**Task requirements:** Produce a verbatim copy of the data below that contains no pictures.

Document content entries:
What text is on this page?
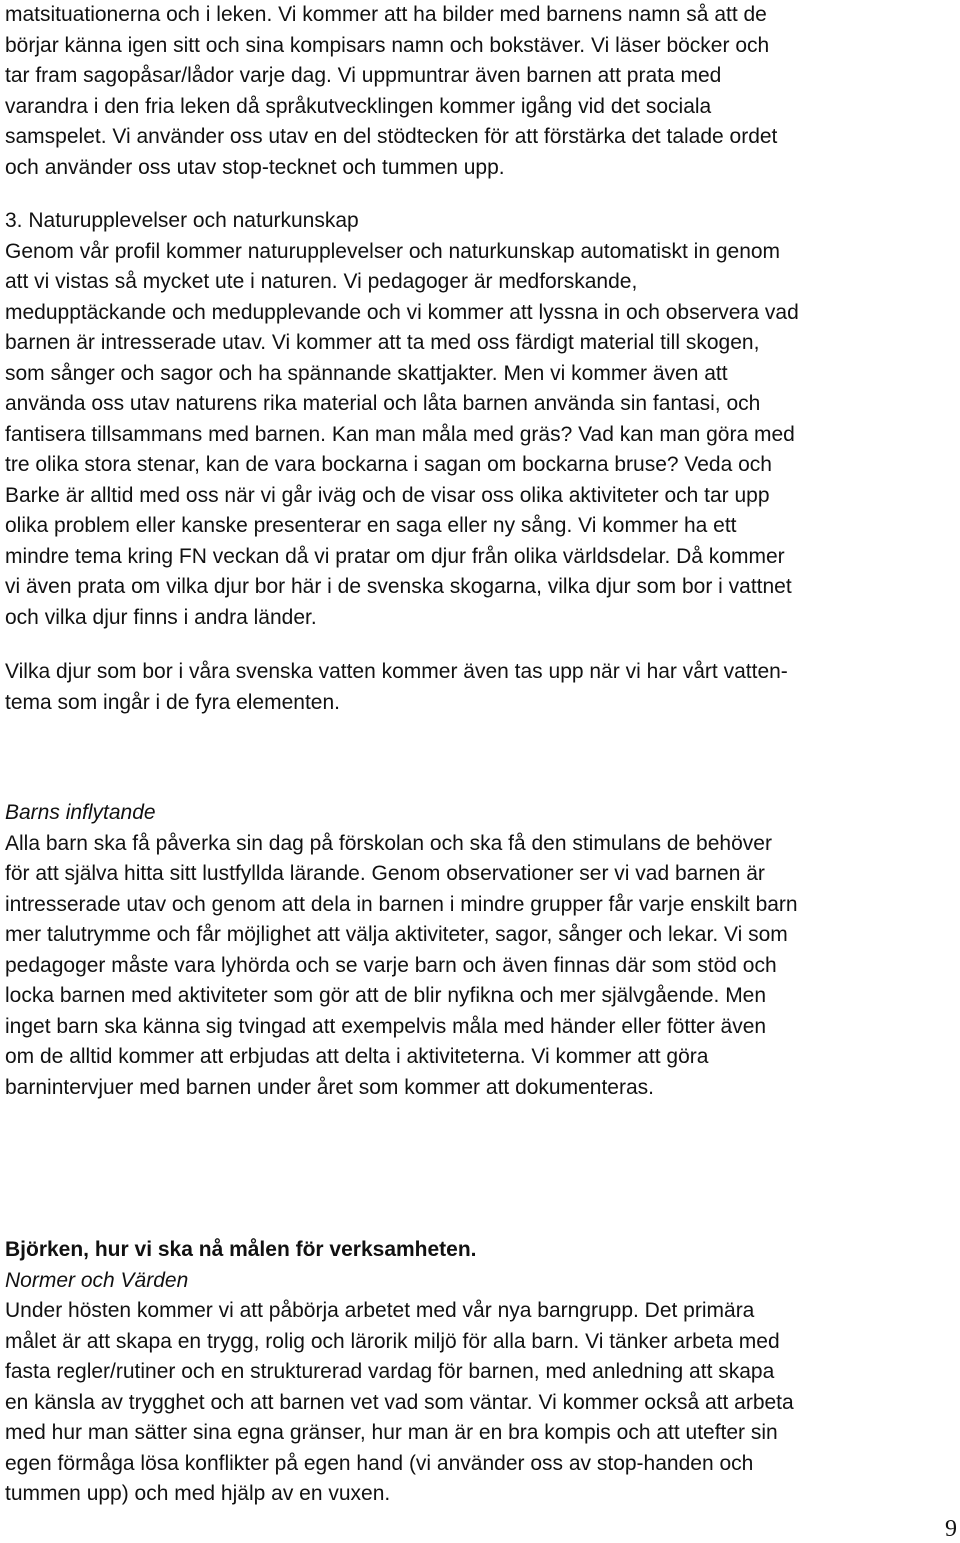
matsituationerna och i leken. Vi kommer att ha bilder med barnens namn så att de
börjar känna igen sitt och sina kompisars namn och bokstäver. Vi läser böcker och
tar fram sagopåsar/lådor varje dag. Vi uppmuntrar även barnen att prata med
varandra i den fria leken då språkutvecklingen kommer igång vid det sociala
samspelet. Vi använder oss utav en del stödtecken för att förstärka det talade ordet
och använder oss utav stop-tecknet och tummen upp.
3. Naturupplevelser och naturkunskap
Genom vår profil kommer naturupplevelser och naturkunskap automatiskt in genom
att vi vistas så mycket ute i naturen. Vi pedagoger är medforskande,
medupptäckande och medupplevande och vi kommer att lyssna in och observera vad
barnen är intresserade utav. Vi kommer att ta med oss färdigt material till skogen,
som sånger och sagor och ha spännande skattjakter. Men vi kommer även att
använda oss utav naturens rika material och låta barnen använda sin fantasi, och
fantisera tillsammans med barnen. Kan man måla med gräs? Vad kan man göra med
tre olika stora stenar, kan de vara bockarna i sagan om bockarna bruse? Veda och
Barke är alltid med oss när vi går iväg och de visar oss olika aktiviteter och tar upp
olika problem eller kanske presenterar en saga eller ny sång. Vi kommer ha ett
mindre tema kring FN veckan då vi pratar om djur från olika världsdelar. Då kommer
vi även prata om vilka djur bor här i de svenska skogarna, vilka djur som bor i vattnet
och vilka djur finns i andra länder.
Vilka djur som bor i våra svenska vatten kommer även tas upp när vi har vårt vatten-
tema som ingår i de fyra elementen.
Barns inflytande
Alla barn ska få påverka sin dag på förskolan och ska få den stimulans de behöver
för att själva hitta sitt lustfyllda lärande. Genom observationer ser vi vad barnen är
intresserade utav och genom att dela in barnen i mindre grupper får varje enskilt barn
mer talutrymme och får möjlighet att välja aktiviteter, sagor, sånger och lekar. Vi som
pedagoger måste vara lyhörda och se varje barn och även finnas där som stöd och
locka barnen med aktiviteter som gör att de blir nyfikna och mer självgående. Men
inget barn ska känna sig tvingad att exempelvis måla med händer eller fötter även
om de alltid kommer att erbjudas att delta i aktiviteterna. Vi kommer att göra
barnintervjuer med barnen under året som kommer att dokumenteras.
Björken, hur vi ska nå målen för verksamheten.
Normer och Värden
Under hösten kommer vi att påbörja arbetet med vår nya barngrupp. Det primära
målet är att skapa en trygg, rolig och lärorik miljö för alla barn. Vi tänker arbeta med
fasta regler/rutiner och en strukturerad vardag för barnen, med anledning att skapa
en känsla av trygghet och att barnen vet vad som väntar. Vi kommer också att arbeta
med hur man sätter sina egna gränser, hur man är en bra kompis och att utefter sin
egen förmåga lösa konflikter på egen hand (vi använder oss av stop-handen och
tummen upp) och med hjälp av en vuxen.
9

**Response area:**
What text is on this page?
matsituationerna och i leken. Vi kommer att ha bilder med barnens namn så att de
börjar känna igen sitt och sina kompisars namn och bokstäver. Vi läser böcker och
tar fram sagopåsar/lådor varje dag. Vi uppmuntrar även barnen att prata med
varandra i den fria leken då språkutvecklingen kommer igång vid det sociala
samspelet. Vi använder oss utav en del stödtecken för att förstärka det talade ordet
och använder oss utav stop-tecknet och tummen upp.
3. Naturupplevelser och naturkunskap
Genom vår profil kommer naturupplevelser och naturkunskap automatiskt in genom
att vi vistas så mycket ute i naturen. Vi pedagoger är medforskande,
medupptäckande och medupplevande och vi kommer att lyssna in och observera vad
barnen är intresserade utav. Vi kommer att ta med oss färdigt material till skogen,
som sånger och sagor och ha spännande skattjakter. Men vi kommer även att
använda oss utav naturens rika material och låta barnen använda sin fantasi, och
fantisera tillsammans med barnen. Kan man måla med gräs? Vad kan man göra med
tre olika stora stenar, kan de vara bockarna i sagan om bockarna bruse? Veda och
Barke är alltid med oss när vi går iväg och de visar oss olika aktiviteter och tar upp
olika problem eller kanske presenterar en saga eller ny sång. Vi kommer ha ett
mindre tema kring FN veckan då vi pratar om djur från olika världsdelar. Då kommer
vi även prata om vilka djur bor här i de svenska skogarna, vilka djur som bor i vattnet
och vilka djur finns i andra länder.
Vilka djur som bor i våra svenska vatten kommer även tas upp när vi har vårt vatten-
tema som ingår i de fyra elementen.
Barns inflytande
Alla barn ska få påverka sin dag på förskolan och ska få den stimulans de behöver
för att själva hitta sitt lustfyllda lärande. Genom observationer ser vi vad barnen är
intresserade utav och genom att dela in barnen i mindre grupper får varje enskilt barn
mer talutrymme och får möjlighet att välja aktiviteter, sagor, sånger och lekar. Vi som
pedagoger måste vara lyhörda och se varje barn och även finnas där som stöd och
locka barnen med aktiviteter som gör att de blir nyfikna och mer självgående. Men
inget barn ska känna sig tvingad att exempelvis måla med händer eller fötter även
om de alltid kommer att erbjudas att delta i aktiviteterna. Vi kommer att göra
barnintervjuer med barnen under året som kommer att dokumenteras.
Björken, hur vi ska nå målen för verksamheten.
Normer och Värden
Under hösten kommer vi att påbörja arbetet med vår nya barngrupp. Det primära
målet är att skapa en trygg, rolig och lärorik miljö för alla barn. Vi tänker arbeta med
fasta regler/rutiner och en strukturerad vardag för barnen, med anledning att skapa
en känsla av trygghet och att barnen vet vad som väntar. Vi kommer också att arbeta
med hur man sätter sina egna gränser, hur man är en bra kompis och att utefter sin
egen förmåga lösa konflikter på egen hand (vi använder oss av stop-handen och
tummen upp) och med hjälp av en vuxen.
9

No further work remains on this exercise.